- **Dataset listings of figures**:
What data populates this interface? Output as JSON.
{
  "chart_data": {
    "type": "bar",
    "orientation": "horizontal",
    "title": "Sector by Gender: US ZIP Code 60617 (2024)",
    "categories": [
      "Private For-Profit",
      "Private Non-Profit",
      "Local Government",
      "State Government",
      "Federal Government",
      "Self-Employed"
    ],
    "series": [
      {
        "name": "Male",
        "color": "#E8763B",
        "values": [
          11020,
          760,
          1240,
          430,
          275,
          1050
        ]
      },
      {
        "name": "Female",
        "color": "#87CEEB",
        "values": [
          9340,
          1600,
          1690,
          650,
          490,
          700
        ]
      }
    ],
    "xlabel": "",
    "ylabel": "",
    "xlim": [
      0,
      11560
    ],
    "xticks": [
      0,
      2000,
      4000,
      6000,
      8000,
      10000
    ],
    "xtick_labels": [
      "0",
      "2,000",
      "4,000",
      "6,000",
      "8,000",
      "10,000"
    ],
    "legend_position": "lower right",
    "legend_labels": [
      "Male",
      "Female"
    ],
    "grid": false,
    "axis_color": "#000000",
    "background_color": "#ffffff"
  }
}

- **DIRECTIVE**: Return the whole listing exactly.

- **EXPECTED OUTPUT**:
What data populates this interface? Output as JSON.
{
  "chart_data": {
    "type": "bar",
    "orientation": "horizontal",
    "title": "Sector by Gender: US ZIP Code 60617 (2024)",
    "categories": [
      "Private For-Profit",
      "Private Non-Profit",
      "Local Government",
      "State Government",
      "Federal Government",
      "Self-Employed"
    ],
    "series": [
      {
        "name": "Male",
        "color": "#E8763B",
        "values": [
          11020,
          760,
          1240,
          430,
          275,
          1050
        ]
      },
      {
        "name": "Female",
        "color": "#87CEEB",
        "values": [
          9340,
          1600,
          1690,
          650,
          490,
          700
        ]
      }
    ],
    "xlabel": "",
    "ylabel": "",
    "xlim": [
      0,
      11560
    ],
    "xticks": [
      0,
      2000,
      4000,
      6000,
      8000,
      10000
    ],
    "xtick_labels": [
      "0",
      "2,000",
      "4,000",
      "6,000",
      "8,000",
      "10,000"
    ],
    "legend_position": "lower right",
    "legend_labels": [
      "Male",
      "Female"
    ],
    "grid": false,
    "axis_color": "#000000",
    "background_color": "#ffffff"
  }
}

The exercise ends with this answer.